#### [Requirement]
Each line that holds the word "国营农林场" should be returned.

#### [Excerpted records]
— Begin —
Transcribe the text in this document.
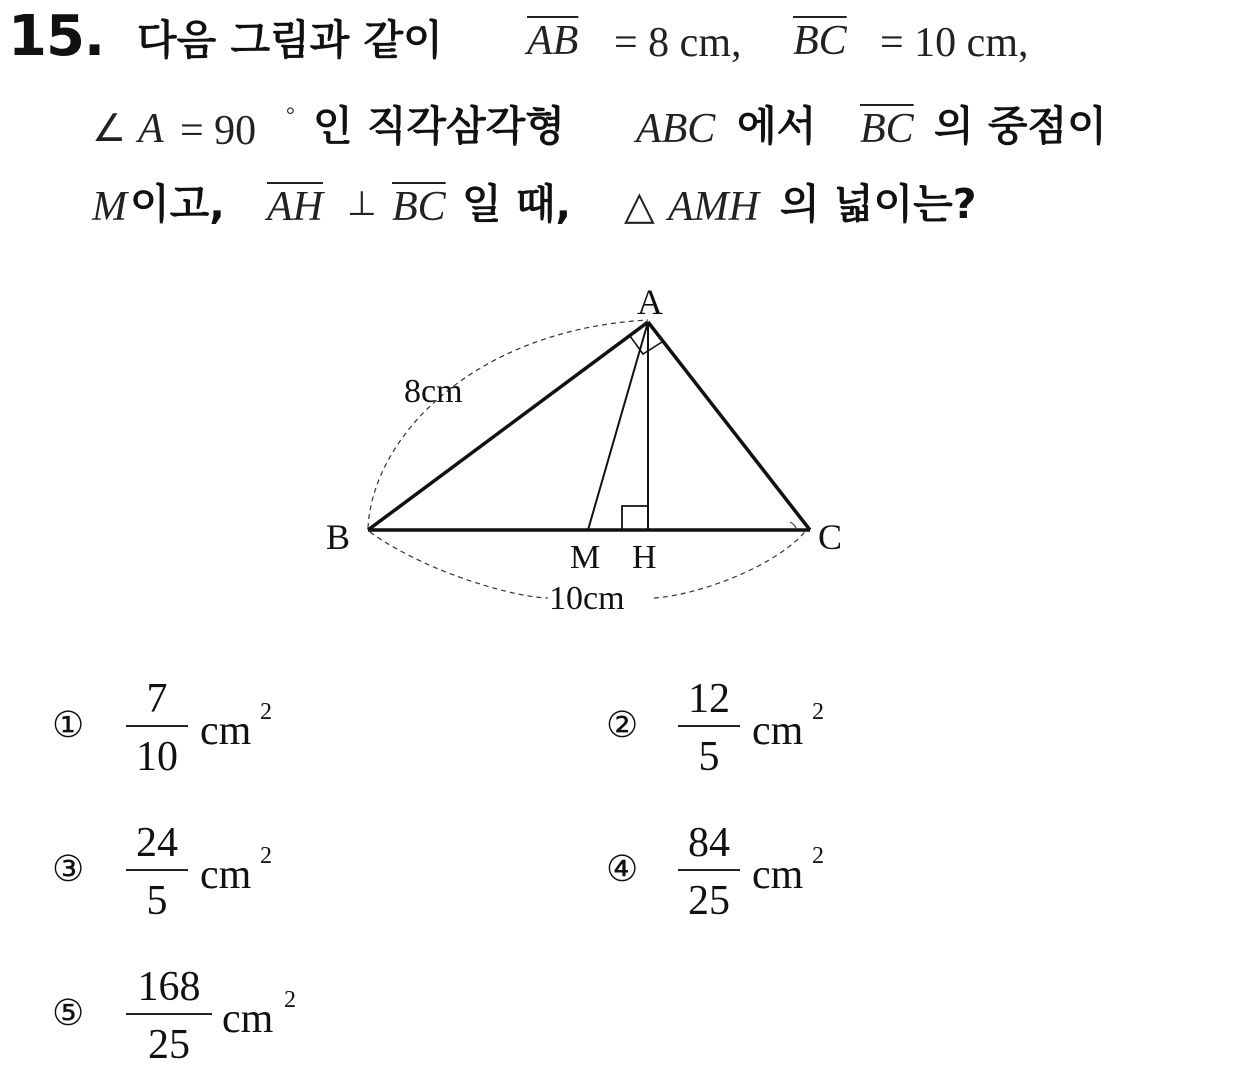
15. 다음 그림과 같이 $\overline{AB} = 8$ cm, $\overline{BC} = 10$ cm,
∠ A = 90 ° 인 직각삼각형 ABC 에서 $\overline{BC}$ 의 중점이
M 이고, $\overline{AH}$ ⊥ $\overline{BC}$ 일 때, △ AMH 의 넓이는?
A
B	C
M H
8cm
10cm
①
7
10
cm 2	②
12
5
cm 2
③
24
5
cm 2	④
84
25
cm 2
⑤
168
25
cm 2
— End —
— Begin —
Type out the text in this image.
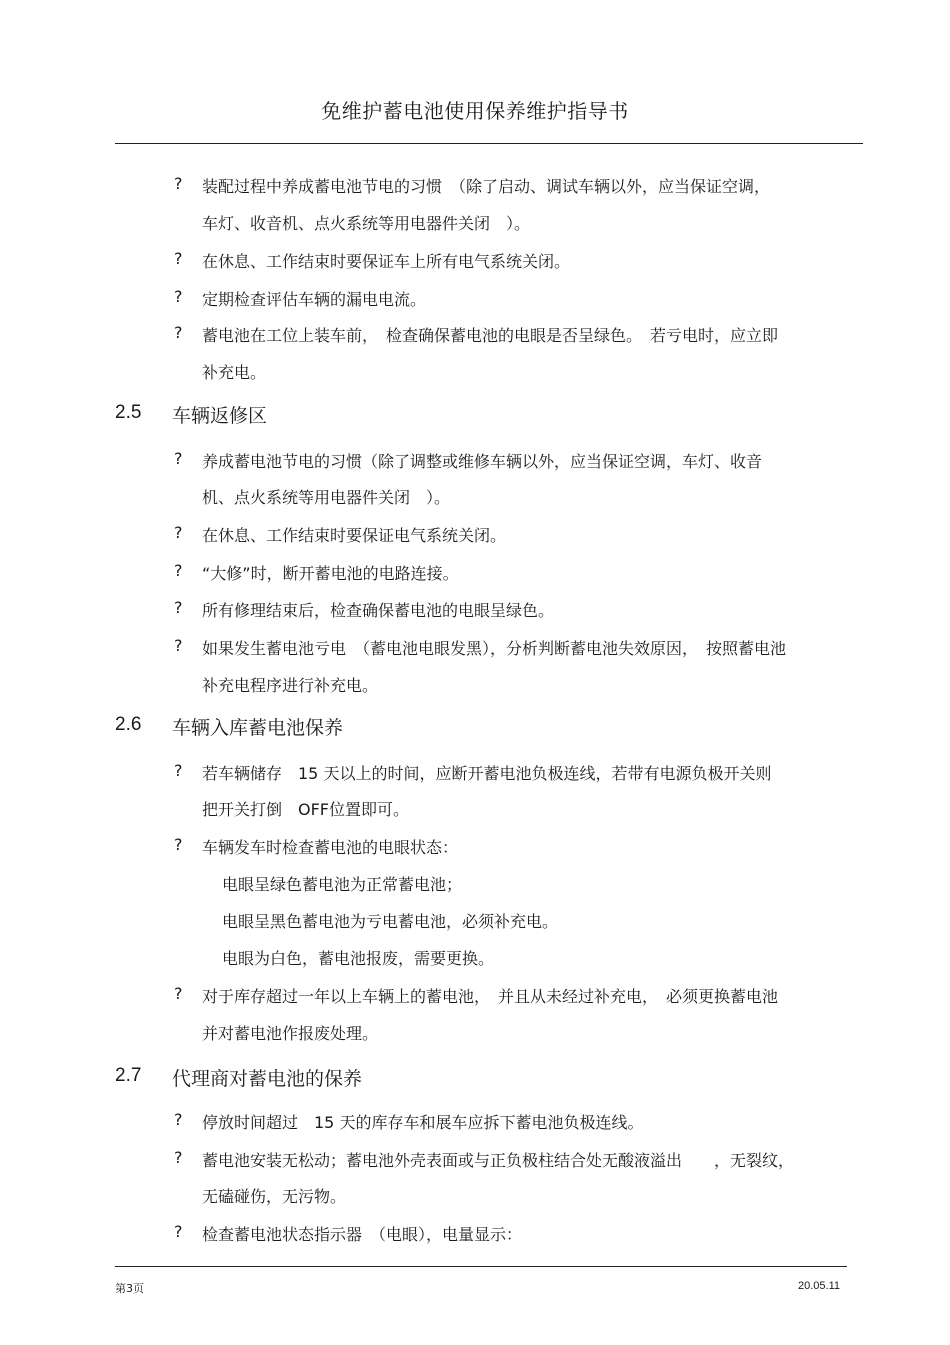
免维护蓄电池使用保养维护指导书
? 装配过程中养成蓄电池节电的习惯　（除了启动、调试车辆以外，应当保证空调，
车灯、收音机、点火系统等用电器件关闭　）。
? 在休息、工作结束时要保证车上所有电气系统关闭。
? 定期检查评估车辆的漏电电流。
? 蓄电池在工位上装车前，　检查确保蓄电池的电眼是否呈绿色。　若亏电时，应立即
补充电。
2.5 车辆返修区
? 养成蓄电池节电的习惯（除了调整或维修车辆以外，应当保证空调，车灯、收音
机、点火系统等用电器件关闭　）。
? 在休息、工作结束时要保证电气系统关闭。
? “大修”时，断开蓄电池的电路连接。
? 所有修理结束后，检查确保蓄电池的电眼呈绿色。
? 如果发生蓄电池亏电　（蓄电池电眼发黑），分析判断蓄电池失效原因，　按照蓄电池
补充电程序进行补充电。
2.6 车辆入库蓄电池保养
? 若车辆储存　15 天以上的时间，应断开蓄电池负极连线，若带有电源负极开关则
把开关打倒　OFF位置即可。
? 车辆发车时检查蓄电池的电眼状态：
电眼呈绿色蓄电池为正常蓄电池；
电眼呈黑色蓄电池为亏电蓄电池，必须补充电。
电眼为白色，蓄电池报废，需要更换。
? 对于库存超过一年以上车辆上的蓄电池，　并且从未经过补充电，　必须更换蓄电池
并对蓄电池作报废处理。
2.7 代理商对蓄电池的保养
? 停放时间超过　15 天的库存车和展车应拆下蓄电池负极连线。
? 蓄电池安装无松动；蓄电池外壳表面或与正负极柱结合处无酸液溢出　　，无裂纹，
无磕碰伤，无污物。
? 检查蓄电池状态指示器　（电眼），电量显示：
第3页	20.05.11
— End —
— Begin —
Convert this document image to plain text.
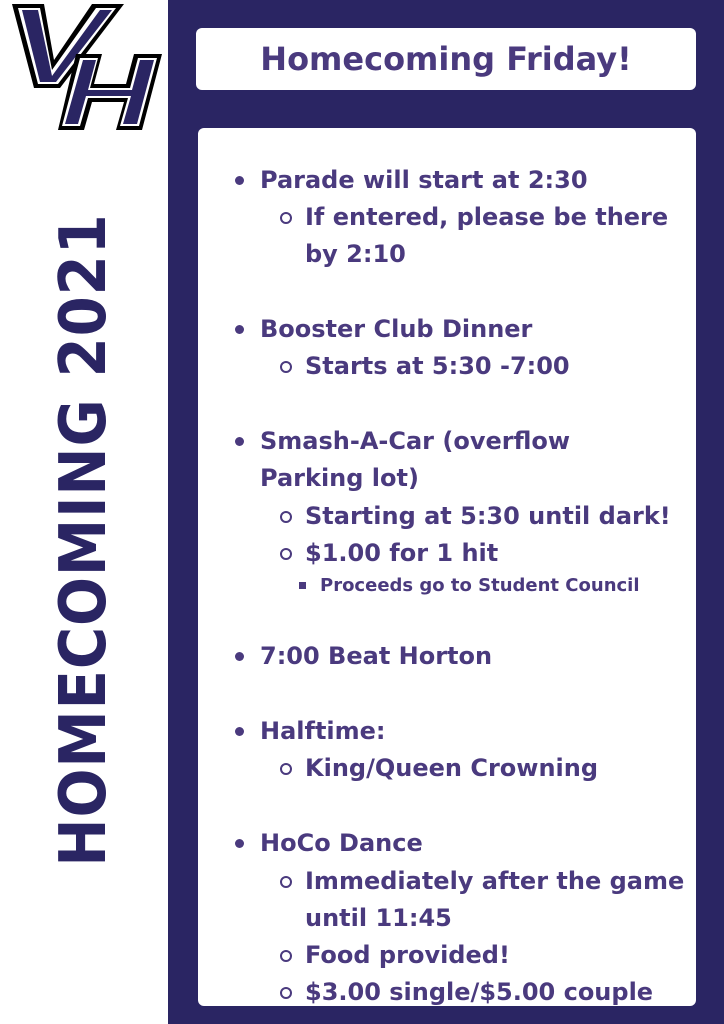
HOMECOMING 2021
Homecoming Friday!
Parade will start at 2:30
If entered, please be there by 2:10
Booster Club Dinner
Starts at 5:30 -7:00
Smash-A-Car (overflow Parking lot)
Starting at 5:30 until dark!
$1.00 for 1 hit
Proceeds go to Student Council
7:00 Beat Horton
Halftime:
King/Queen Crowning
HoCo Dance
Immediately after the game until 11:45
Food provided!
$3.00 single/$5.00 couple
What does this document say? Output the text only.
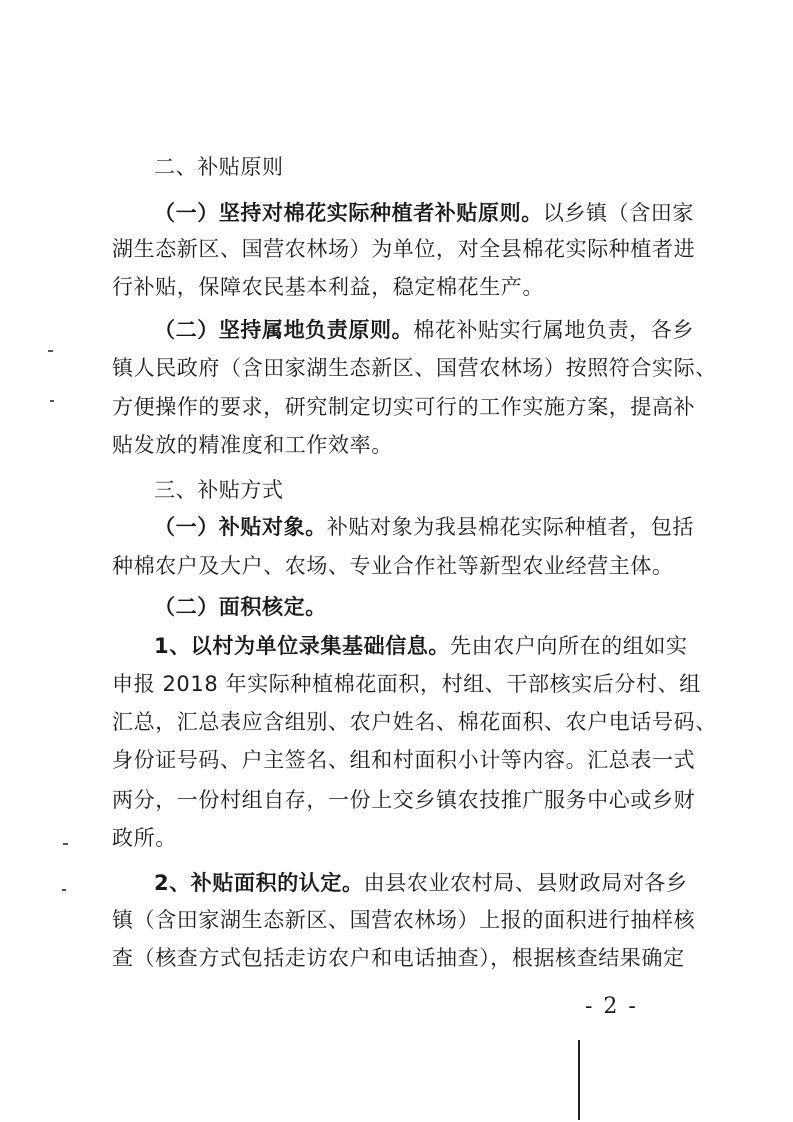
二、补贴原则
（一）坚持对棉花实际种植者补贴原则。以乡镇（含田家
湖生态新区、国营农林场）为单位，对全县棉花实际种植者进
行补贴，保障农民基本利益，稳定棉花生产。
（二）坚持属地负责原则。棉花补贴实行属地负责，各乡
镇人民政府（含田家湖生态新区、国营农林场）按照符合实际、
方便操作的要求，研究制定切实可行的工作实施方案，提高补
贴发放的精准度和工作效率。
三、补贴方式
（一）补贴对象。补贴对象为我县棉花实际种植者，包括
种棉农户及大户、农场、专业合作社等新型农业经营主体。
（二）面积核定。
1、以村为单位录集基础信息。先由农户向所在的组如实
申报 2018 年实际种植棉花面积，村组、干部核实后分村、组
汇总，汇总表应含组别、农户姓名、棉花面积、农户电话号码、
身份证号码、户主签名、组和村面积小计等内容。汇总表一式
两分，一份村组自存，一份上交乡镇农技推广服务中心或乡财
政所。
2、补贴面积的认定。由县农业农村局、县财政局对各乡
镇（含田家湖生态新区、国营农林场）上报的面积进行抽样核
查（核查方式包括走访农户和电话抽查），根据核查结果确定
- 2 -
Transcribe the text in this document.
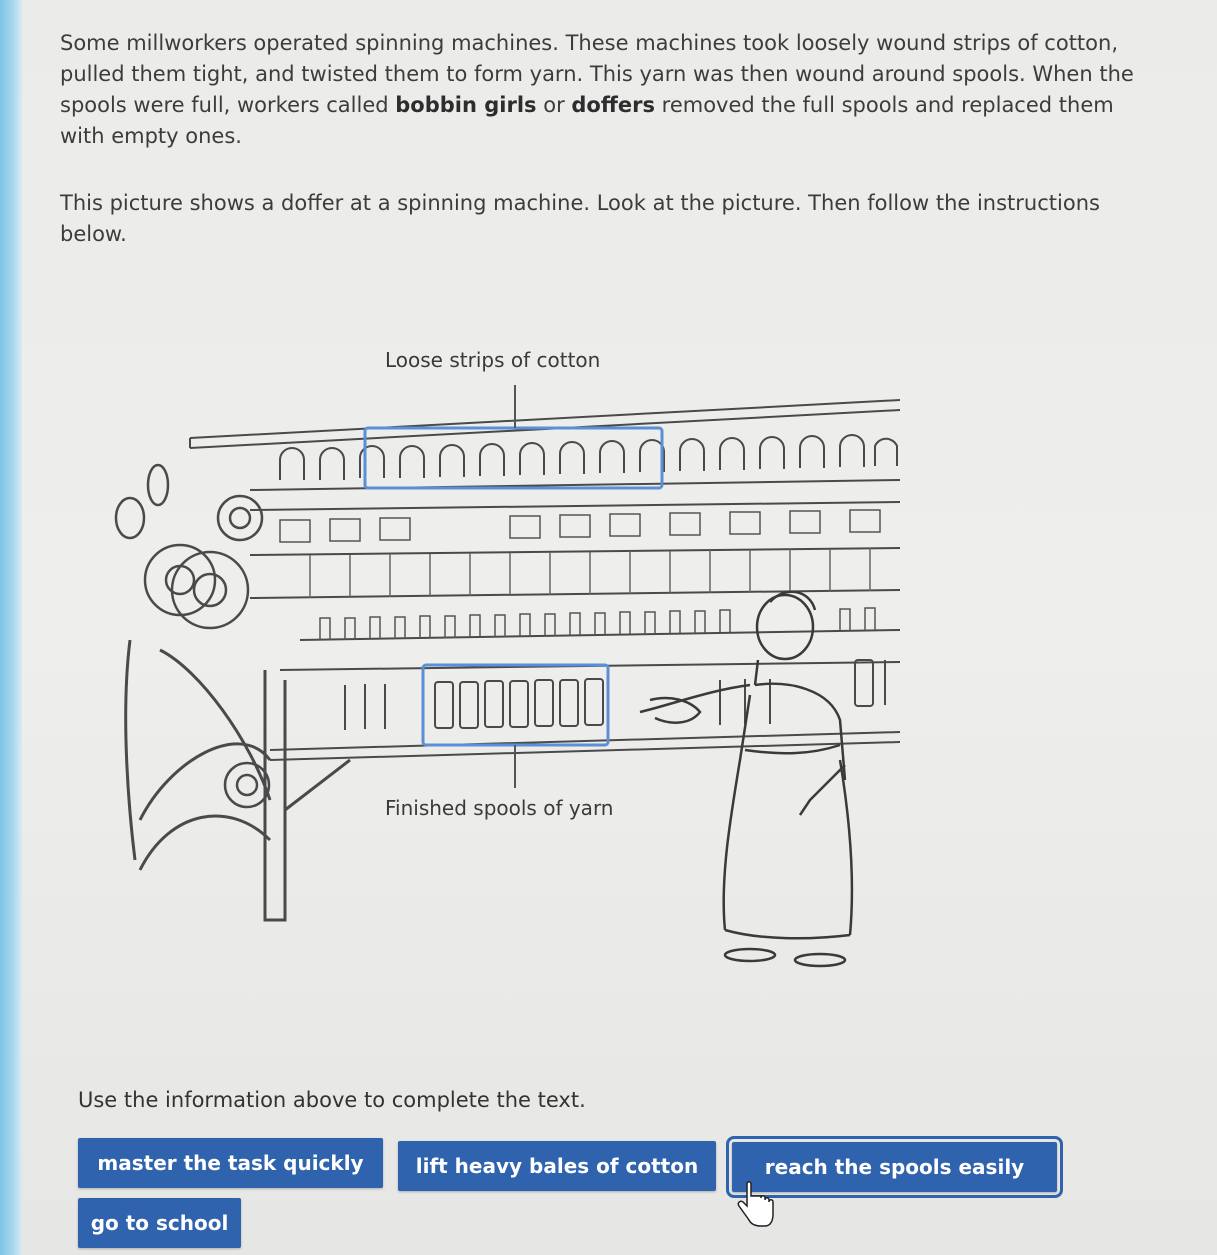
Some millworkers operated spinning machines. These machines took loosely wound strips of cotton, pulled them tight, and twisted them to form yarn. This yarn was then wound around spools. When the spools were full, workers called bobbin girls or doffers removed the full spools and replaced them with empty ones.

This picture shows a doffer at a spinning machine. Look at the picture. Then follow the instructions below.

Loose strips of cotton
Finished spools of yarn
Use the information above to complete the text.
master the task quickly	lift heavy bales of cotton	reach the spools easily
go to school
— End —
#### [Result]
湖生态新区、国营农林场）为单位，对全县棉花实际种植者进
镇人民政府（含田家湖生态新区、国营农林场）按照符合实际、
镇（含田家湖生态新区、国营农林场）上报的面积进行抽样核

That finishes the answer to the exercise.